Problem to solve
Below are some entries; can you quote all of them exactly?

───── Data provided

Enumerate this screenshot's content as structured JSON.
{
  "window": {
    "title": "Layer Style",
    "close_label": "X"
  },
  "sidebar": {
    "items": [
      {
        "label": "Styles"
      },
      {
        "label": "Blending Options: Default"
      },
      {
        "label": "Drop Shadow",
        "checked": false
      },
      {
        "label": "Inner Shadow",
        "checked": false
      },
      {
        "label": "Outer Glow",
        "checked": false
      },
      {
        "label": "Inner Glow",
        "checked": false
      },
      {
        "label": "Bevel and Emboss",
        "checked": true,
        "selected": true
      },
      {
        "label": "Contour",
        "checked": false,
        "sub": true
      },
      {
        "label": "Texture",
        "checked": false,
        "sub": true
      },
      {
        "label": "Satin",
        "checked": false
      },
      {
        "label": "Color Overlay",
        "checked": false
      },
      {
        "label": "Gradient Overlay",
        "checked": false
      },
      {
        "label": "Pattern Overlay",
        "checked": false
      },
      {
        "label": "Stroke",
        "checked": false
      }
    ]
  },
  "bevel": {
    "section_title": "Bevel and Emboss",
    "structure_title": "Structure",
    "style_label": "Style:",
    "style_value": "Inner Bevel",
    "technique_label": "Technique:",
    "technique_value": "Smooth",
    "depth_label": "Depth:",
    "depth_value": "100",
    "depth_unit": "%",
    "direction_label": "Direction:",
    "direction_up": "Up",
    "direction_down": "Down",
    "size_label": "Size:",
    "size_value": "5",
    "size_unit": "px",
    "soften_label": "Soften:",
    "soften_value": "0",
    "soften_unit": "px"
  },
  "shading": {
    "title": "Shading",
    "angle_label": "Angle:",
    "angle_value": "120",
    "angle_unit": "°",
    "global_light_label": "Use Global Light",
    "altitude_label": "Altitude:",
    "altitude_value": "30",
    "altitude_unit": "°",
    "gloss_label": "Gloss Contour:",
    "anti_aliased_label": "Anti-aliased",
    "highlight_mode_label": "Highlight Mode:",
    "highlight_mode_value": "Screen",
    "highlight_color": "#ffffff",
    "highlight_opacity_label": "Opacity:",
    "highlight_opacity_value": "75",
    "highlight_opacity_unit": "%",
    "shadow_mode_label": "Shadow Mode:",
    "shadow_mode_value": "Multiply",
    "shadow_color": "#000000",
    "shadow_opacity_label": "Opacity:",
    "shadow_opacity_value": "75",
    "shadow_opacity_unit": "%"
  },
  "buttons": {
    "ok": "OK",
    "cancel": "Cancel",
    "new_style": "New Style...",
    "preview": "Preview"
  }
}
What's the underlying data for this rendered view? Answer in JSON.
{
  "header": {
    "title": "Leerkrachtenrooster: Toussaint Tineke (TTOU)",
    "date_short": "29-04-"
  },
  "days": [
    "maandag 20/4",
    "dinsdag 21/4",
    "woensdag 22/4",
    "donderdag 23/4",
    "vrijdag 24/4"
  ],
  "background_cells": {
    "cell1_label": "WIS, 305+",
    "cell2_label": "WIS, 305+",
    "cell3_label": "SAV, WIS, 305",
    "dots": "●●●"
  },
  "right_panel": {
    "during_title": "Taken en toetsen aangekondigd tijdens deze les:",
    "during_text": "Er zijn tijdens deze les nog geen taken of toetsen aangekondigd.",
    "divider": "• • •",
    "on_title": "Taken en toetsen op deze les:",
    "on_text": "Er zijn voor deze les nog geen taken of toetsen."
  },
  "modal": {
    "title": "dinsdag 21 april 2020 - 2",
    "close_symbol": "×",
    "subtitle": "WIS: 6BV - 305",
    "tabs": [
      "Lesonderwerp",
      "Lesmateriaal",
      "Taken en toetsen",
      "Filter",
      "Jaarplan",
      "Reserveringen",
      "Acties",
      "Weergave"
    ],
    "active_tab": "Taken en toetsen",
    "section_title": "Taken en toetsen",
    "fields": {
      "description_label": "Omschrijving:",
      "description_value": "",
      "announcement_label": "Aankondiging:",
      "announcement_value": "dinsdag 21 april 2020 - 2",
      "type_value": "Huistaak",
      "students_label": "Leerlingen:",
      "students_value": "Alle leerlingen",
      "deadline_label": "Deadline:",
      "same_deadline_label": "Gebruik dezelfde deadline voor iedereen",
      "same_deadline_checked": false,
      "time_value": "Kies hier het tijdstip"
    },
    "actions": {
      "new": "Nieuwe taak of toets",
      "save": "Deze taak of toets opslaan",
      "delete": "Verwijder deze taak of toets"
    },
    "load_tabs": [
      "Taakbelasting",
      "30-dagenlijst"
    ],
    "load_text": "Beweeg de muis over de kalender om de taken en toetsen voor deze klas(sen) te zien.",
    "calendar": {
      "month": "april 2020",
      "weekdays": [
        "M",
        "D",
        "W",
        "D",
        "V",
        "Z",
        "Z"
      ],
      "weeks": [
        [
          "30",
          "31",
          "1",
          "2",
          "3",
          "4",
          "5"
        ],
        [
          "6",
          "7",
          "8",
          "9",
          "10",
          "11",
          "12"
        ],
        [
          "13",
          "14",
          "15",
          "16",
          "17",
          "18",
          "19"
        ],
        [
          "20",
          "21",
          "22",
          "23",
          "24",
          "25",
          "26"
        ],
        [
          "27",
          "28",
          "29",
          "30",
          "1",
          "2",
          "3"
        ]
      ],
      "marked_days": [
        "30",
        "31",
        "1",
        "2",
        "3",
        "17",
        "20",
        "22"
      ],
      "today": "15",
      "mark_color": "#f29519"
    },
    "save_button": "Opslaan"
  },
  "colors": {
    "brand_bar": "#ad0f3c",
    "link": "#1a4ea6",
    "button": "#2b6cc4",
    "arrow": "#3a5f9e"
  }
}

──────────

Right answer
Enumerate this screenshot's content as structured JSON.
{
  "window": {
    "title": "Layer Style",
    "close_label": "X"
  },
  "sidebar": {
    "items": [
      {
        "label": "Styles"
      },
      {
        "label": "Blending Options: Default"
      },
      {
        "label": "Drop Shadow",
        "checked": false
      },
      {
        "label": "Inner Shadow",
        "checked": false
      },
      {
        "label": "Outer Glow",
        "checked": false
      },
      {
        "label": "Inner Glow",
        "checked": false
      },
      {
        "label": "Bevel and Emboss",
        "checked": true,
        "selected": true
      },
      {
        "label": "Contour",
        "checked": false,
        "sub": true
      },
      {
        "label": "Texture",
        "checked": false,
        "sub": true
      },
      {
        "label": "Satin",
        "checked": false
      },
      {
        "label": "Color Overlay",
        "checked": false
      },
      {
        "label": "Gradient Overlay",
        "checked": false
      },
      {
        "label": "Pattern Overlay",
        "checked": false
      },
      {
        "label": "Stroke",
        "checked": false
      }
    ]
  },
  "bevel": {
    "section_title": "Bevel and Emboss",
    "structure_title": "Structure",
    "style_label": "Style:",
    "style_value": "Inner Bevel",
    "technique_label": "Technique:",
    "technique_value": "Smooth",
    "depth_label": "Depth:",
    "depth_value": "100",
    "depth_unit": "%",
    "direction_label": "Direction:",
    "direction_up": "Up",
    "direction_down": "Down",
    "size_label": "Size:",
    "size_value": "5",
    "size_unit": "px",
    "soften_label": "Soften:",
    "soften_value": "0",
    "soften_unit": "px"
  },
  "shading": {
    "title": "Shading",
    "angle_label": "Angle:",
    "angle_value": "120",
    "angle_unit": "°",
    "global_light_label": "Use Global Light",
    "altitude_label": "Altitude:",
    "altitude_value": "30",
    "altitude_unit": "°",
    "gloss_label": "Gloss Contour:",
    "anti_aliased_label": "Anti-aliased",
    "highlight_mode_label": "Highlight Mode:",
    "highlight_mode_value": "Screen",
    "highlight_color": "#ffffff",
    "highlight_opacity_label": "Opacity:",
    "highlight_opacity_value": "75",
    "highlight_opacity_unit": "%",
    "shadow_mode_label": "Shadow Mode:",
    "shadow_mode_value": "Multiply",
    "shadow_color": "#000000",
    "shadow_opacity_label": "Opacity:",
    "shadow_opacity_value": "75",
    "shadow_opacity_unit": "%"
  },
  "buttons": {
    "ok": "OK",
    "cancel": "Cancel",
    "new_style": "New Style...",
    "preview": "Preview"
  }
}
What's the underlying data for this rendered view? Answer in JSON.
{
  "header": {
    "title": "Leerkrachtenrooster: Toussaint Tineke (TTOU)",
    "date_short": "29-04-"
  },
  "days": [
    "maandag 20/4",
    "dinsdag 21/4",
    "woensdag 22/4",
    "donderdag 23/4",
    "vrijdag 24/4"
  ],
  "background_cells": {
    "cell1_label": "WIS, 305+",
    "cell2_label": "WIS, 305+",
    "cell3_label": "SAV, WIS, 305",
    "dots": "●●●"
  },
  "right_panel": {
    "during_title": "Taken en toetsen aangekondigd tijdens deze les:",
    "during_text": "Er zijn tijdens deze les nog geen taken of toetsen aangekondigd.",
    "divider": "• • •",
    "on_title": "Taken en toetsen op deze les:",
    "on_text": "Er zijn voor deze les nog geen taken of toetsen."
  },
  "modal": {
    "title": "dinsdag 21 april 2020 - 2",
    "close_symbol": "×",
    "subtitle": "WIS: 6BV - 305",
    "tabs": [
      "Lesonderwerp",
      "Lesmateriaal",
      "Taken en toetsen",
      "Filter",
      "Jaarplan",
      "Reserveringen",
      "Acties",
      "Weergave"
    ],
    "active_tab": "Taken en toetsen",
    "section_title": "Taken en toetsen",
    "fields": {
      "description_label": "Omschrijving:",
      "description_value": "",
      "announcement_label": "Aankondiging:",
      "announcement_value": "dinsdag 21 april 2020 - 2",
      "type_value": "Huistaak",
      "students_label": "Leerlingen:",
      "students_value": "Alle leerlingen",
      "deadline_label": "Deadline:",
      "same_deadline_label": "Gebruik dezelfde deadline voor iedereen",
      "same_deadline_checked": false,
      "time_value": "Kies hier het tijdstip"
    },
    "actions": {
      "new": "Nieuwe taak of toets",
      "save": "Deze taak of toets opslaan",
      "delete": "Verwijder deze taak of toets"
    },
    "load_tabs": [
      "Taakbelasting",
      "30-dagenlijst"
    ],
    "load_text": "Beweeg de muis over de kalender om de taken en toetsen voor deze klas(sen) te zien.",
    "calendar": {
      "month": "april 2020",
      "weekdays": [
        "M",
        "D",
        "W",
        "D",
        "V",
        "Z",
        "Z"
      ],
      "weeks": [
        [
          "30",
          "31",
          "1",
          "2",
          "3",
          "4",
          "5"
        ],
        [
          "6",
          "7",
          "8",
          "9",
          "10",
          "11",
          "12"
        ],
        [
          "13",
          "14",
          "15",
          "16",
          "17",
          "18",
          "19"
        ],
        [
          "20",
          "21",
          "22",
          "23",
          "24",
          "25",
          "26"
        ],
        [
          "27",
          "28",
          "29",
          "30",
          "1",
          "2",
          "3"
        ]
      ],
      "marked_days": [
        "30",
        "31",
        "1",
        "2",
        "3",
        "17",
        "20",
        "22"
      ],
      "today": "15",
      "mark_color": "#f29519"
    },
    "save_button": "Opslaan"
  },
  "colors": {
    "brand_bar": "#ad0f3c",
    "link": "#1a4ea6",
    "button": "#2b6cc4",
    "arrow": "#3a5f9e"
  }
}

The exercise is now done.